Given exercise: Search the material for the string "TradingView", then return every line where it is found.

::: Source data

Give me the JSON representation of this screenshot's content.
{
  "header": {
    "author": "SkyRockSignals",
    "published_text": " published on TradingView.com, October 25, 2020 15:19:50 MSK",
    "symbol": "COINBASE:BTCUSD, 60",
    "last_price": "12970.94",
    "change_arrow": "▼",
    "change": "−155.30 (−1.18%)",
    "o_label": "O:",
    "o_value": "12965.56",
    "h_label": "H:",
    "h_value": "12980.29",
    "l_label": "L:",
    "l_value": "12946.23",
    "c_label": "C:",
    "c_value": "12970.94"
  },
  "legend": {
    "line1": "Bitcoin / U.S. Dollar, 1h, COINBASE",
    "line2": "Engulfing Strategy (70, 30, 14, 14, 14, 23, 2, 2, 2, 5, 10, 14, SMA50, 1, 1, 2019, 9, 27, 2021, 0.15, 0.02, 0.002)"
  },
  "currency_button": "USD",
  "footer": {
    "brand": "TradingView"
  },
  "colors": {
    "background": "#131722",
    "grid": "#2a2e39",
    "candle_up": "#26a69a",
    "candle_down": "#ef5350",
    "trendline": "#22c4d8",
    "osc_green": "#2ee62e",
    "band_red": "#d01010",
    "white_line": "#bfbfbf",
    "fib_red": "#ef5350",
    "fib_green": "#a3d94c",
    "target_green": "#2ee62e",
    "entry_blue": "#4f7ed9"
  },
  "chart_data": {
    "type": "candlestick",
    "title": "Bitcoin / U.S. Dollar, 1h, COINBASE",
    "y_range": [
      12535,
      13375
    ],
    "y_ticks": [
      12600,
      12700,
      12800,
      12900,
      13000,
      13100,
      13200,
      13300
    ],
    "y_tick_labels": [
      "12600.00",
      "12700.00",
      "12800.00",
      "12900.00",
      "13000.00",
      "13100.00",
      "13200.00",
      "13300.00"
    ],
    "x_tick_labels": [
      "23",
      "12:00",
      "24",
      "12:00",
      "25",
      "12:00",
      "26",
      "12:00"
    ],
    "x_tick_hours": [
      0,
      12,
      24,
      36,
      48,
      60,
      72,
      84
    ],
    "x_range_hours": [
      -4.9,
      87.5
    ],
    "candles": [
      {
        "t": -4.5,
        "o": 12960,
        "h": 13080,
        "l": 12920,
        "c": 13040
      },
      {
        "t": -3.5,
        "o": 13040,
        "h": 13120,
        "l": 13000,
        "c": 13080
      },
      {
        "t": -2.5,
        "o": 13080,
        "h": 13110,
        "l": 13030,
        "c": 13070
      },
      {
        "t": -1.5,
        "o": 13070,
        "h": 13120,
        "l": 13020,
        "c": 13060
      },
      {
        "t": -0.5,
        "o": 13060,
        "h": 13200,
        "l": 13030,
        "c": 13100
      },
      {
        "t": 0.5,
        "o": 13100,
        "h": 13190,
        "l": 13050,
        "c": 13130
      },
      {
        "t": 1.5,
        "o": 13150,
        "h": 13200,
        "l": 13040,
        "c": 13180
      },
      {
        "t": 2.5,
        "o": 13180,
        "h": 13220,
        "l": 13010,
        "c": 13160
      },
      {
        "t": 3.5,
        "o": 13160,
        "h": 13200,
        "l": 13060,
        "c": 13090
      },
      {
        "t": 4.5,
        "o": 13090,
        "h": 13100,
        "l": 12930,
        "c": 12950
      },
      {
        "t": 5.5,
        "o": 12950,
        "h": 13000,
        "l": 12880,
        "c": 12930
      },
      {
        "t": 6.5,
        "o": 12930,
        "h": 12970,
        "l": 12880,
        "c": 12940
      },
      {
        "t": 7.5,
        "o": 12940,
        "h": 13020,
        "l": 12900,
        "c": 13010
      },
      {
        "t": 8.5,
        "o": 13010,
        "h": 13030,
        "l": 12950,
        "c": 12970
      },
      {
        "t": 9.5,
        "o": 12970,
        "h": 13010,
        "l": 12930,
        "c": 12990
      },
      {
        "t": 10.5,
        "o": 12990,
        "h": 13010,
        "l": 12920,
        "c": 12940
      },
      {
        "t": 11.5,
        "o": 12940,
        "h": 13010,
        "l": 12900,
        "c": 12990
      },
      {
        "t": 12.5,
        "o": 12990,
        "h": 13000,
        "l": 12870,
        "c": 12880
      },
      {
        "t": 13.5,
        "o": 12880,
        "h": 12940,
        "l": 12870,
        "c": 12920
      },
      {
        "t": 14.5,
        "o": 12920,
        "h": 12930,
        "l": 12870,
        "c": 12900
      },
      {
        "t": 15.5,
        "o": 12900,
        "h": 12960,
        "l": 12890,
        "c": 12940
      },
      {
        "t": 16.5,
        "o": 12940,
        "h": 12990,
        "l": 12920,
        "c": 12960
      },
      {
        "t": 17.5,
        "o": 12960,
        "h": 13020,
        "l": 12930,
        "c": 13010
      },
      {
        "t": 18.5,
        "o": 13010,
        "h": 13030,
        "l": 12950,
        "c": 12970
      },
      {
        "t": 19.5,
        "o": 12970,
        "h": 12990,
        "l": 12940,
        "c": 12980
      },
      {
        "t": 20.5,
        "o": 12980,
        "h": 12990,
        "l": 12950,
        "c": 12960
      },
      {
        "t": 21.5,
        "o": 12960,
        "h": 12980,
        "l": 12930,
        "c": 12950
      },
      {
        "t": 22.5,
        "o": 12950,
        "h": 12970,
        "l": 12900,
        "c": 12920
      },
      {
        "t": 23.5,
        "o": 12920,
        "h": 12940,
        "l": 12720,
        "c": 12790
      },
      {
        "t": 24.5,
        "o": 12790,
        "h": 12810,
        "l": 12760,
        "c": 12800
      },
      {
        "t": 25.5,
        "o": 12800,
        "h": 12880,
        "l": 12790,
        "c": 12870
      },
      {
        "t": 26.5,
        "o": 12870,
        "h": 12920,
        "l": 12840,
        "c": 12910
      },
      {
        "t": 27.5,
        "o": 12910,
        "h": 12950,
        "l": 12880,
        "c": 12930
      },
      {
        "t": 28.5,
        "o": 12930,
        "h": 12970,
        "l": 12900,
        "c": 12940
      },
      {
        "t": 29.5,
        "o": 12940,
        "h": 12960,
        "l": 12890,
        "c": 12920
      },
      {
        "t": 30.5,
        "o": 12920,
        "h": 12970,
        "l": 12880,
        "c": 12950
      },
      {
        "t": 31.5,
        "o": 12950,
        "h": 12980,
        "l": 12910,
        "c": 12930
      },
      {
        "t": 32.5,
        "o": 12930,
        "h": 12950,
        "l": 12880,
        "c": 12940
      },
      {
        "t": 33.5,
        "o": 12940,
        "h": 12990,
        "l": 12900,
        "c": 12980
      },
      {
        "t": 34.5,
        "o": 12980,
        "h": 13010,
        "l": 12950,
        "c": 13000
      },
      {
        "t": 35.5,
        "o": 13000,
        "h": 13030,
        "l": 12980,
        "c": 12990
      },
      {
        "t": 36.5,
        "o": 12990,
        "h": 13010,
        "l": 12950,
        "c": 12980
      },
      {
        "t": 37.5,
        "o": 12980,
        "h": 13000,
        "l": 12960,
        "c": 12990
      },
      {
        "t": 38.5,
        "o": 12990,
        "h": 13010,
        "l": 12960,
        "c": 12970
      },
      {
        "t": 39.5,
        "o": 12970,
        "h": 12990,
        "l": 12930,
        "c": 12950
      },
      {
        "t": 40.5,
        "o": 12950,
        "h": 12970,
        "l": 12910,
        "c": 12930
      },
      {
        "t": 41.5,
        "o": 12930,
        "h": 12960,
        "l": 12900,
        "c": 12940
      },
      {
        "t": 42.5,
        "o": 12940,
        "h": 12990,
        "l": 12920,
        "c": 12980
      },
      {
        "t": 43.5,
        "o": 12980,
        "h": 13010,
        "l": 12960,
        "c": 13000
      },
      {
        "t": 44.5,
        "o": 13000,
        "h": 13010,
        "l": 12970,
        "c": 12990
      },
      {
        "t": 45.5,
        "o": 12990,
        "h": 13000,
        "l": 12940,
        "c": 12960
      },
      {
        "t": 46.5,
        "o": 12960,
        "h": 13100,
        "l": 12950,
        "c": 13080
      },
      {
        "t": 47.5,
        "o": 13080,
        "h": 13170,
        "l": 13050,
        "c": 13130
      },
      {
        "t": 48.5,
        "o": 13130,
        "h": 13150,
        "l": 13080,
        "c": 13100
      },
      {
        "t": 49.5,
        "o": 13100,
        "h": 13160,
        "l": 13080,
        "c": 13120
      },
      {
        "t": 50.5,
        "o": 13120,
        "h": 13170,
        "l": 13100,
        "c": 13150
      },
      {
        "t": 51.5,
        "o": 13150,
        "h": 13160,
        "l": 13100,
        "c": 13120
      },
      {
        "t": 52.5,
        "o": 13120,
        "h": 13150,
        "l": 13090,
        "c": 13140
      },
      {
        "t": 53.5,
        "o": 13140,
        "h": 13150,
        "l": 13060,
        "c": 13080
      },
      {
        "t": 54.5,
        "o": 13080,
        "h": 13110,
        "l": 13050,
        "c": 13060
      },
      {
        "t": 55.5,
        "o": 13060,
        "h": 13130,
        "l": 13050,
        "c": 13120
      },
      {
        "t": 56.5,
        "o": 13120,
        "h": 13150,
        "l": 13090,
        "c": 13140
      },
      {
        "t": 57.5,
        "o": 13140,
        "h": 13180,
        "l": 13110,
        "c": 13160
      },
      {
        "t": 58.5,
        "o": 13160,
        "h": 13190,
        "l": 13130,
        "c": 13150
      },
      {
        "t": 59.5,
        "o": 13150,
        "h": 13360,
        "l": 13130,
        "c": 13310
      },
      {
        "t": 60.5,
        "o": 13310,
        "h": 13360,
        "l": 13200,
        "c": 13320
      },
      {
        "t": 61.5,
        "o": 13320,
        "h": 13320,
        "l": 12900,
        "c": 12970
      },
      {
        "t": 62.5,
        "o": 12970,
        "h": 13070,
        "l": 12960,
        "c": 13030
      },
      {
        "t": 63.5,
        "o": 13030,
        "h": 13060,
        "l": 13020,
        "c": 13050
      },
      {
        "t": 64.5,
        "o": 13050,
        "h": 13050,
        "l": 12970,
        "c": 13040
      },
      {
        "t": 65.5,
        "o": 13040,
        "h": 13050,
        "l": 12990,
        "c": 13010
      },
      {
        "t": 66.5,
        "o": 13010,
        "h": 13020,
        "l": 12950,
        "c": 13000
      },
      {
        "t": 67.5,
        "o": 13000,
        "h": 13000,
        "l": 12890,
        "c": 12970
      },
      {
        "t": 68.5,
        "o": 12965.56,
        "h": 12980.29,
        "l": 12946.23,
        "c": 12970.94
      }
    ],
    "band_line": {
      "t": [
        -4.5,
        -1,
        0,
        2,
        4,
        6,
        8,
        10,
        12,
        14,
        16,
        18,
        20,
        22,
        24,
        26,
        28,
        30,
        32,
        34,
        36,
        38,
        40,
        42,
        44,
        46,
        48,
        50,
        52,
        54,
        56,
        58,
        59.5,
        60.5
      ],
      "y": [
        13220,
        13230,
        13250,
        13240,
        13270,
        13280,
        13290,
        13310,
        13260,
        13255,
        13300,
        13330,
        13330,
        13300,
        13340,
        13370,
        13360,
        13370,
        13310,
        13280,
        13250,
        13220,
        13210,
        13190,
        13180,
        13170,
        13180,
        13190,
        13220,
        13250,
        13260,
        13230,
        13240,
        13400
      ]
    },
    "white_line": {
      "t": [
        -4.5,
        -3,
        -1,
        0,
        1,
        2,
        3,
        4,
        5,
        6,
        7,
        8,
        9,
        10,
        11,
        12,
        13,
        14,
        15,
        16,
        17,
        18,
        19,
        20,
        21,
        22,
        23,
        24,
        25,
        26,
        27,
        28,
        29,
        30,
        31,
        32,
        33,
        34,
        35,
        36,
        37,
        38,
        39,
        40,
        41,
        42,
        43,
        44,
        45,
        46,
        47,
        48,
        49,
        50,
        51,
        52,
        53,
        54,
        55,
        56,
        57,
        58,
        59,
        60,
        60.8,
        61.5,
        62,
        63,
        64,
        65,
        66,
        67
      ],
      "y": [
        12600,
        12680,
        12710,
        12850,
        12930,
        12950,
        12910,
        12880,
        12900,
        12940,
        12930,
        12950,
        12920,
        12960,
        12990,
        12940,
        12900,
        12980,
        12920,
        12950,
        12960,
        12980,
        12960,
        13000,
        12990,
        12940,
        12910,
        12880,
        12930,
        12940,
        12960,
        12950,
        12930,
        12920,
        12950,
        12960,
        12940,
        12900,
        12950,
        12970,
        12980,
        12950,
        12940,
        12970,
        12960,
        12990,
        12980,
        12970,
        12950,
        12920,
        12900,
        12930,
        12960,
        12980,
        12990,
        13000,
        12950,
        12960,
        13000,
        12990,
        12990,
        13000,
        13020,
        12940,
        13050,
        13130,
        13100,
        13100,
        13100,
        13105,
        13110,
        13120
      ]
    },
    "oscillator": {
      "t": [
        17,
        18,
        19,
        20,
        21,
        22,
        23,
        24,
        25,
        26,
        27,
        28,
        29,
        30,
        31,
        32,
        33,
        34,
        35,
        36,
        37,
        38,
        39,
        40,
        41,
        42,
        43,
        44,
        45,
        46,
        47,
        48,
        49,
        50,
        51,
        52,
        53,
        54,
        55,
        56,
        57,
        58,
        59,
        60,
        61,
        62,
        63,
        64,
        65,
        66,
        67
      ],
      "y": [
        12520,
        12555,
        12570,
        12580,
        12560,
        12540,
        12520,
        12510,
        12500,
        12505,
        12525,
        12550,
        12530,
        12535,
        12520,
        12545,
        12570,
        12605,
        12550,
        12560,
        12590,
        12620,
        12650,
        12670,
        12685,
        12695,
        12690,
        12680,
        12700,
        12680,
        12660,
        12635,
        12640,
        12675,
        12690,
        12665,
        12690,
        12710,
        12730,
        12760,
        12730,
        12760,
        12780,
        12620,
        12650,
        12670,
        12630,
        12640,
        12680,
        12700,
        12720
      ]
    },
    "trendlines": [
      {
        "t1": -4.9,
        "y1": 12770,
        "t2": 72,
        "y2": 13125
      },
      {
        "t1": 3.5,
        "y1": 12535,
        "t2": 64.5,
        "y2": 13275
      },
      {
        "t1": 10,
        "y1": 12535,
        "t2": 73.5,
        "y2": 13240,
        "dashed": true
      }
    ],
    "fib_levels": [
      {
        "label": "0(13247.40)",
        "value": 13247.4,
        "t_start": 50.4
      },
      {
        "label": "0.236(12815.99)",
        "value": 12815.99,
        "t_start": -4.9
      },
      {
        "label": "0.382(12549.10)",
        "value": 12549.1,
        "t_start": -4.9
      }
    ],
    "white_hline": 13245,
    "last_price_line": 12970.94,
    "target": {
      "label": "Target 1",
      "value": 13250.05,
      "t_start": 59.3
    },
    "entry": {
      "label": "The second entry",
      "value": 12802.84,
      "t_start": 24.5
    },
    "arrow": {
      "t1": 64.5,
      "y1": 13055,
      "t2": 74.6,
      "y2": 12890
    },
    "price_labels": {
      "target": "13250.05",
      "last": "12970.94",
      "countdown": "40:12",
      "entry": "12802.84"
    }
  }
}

::::::

Solution to the problem:
    "published_text": " published on TradingView.com, October 25, 2020 15:19:50 MSK",
    "brand": "TradingView"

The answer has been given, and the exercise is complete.